Requirement: All the records that follow need to be reproduced exactly. Omit the images.
----- Available records -----
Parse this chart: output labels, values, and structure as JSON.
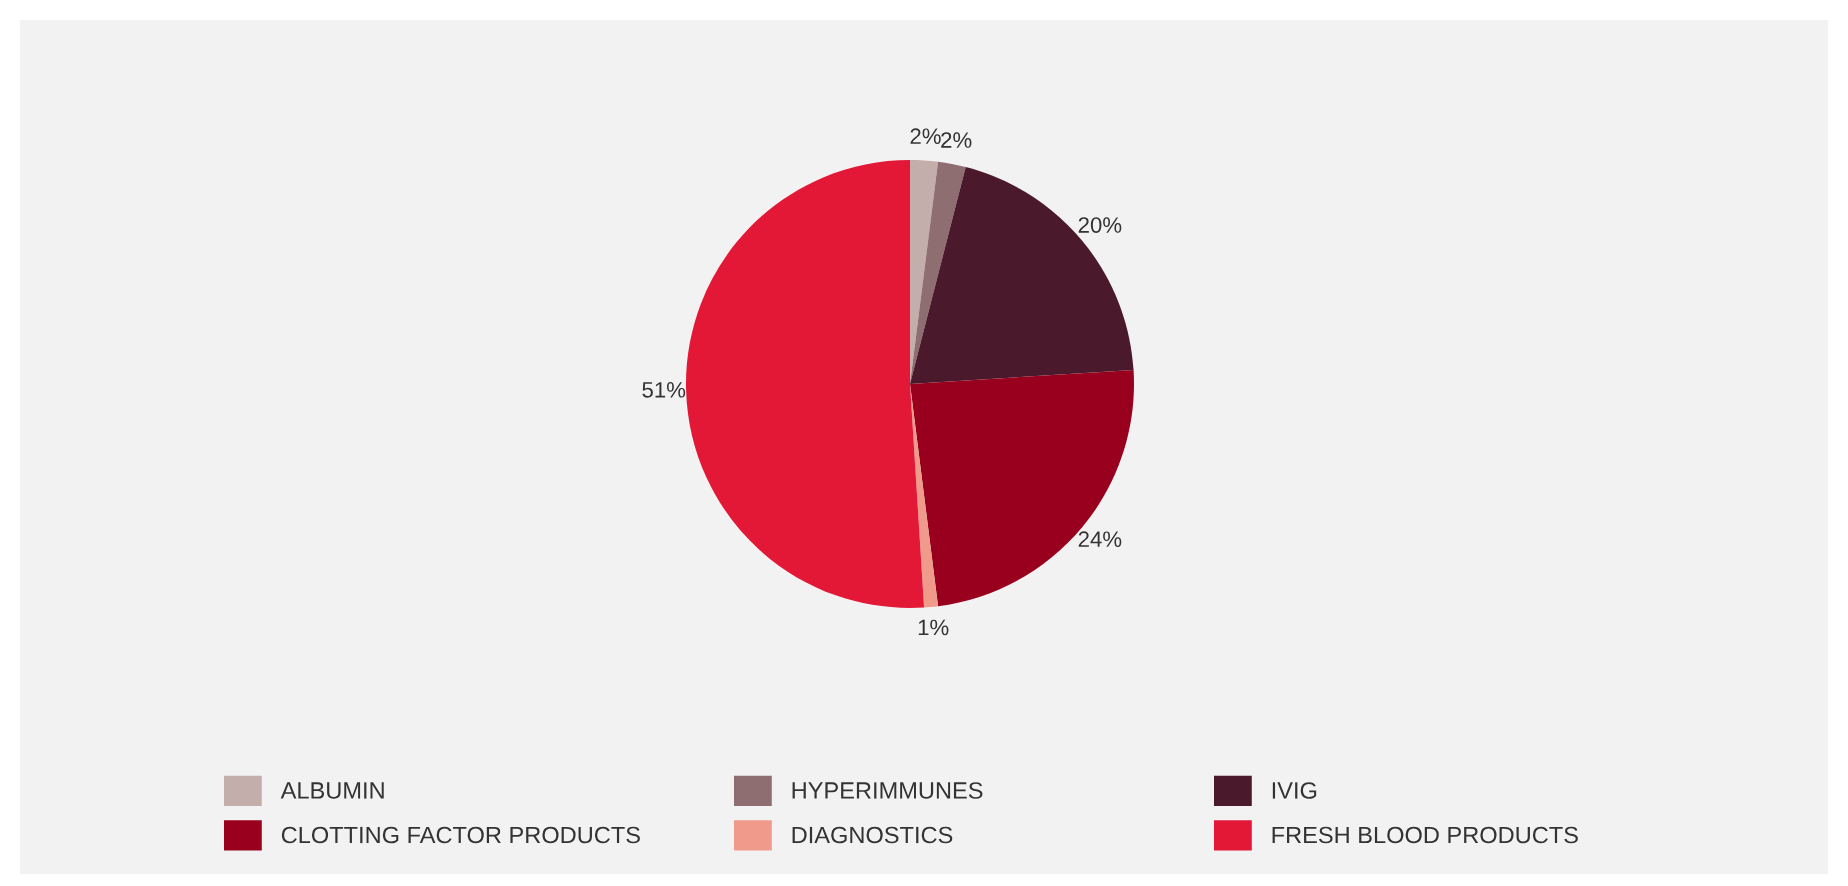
{
  "chart_data": {
    "type": "pie",
    "categories": [
      "ALBUMIN",
      "HYPERIMMUNES",
      "IVIG",
      "CLOTTING FACTOR PRODUCTS",
      "DIAGNOSTICS",
      "FRESH BLOOD PRODUCTS"
    ],
    "values": [
      2,
      2,
      20,
      24,
      1,
      51
    ],
    "value_labels": [
      "2%",
      "2%",
      "20%",
      "24%",
      "1%",
      "51%"
    ],
    "colors": [
      "#c4aeab",
      "#8e6e70",
      "#4a1a2c",
      "#98001e",
      "#ef9a8a",
      "#e31837"
    ],
    "legend": "bottom"
  }
}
-----
Task output:
Parse this chart: output labels, values, and structure as JSON.
{
  "chart_data": {
    "type": "pie",
    "categories": [
      "ALBUMIN",
      "HYPERIMMUNES",
      "IVIG",
      "CLOTTING FACTOR PRODUCTS",
      "DIAGNOSTICS",
      "FRESH BLOOD PRODUCTS"
    ],
    "values": [
      2,
      2,
      20,
      24,
      1,
      51
    ],
    "value_labels": [
      "2%",
      "2%",
      "20%",
      "24%",
      "1%",
      "51%"
    ],
    "colors": [
      "#c4aeab",
      "#8e6e70",
      "#4a1a2c",
      "#98001e",
      "#ef9a8a",
      "#e31837"
    ],
    "legend": "bottom"
  }
}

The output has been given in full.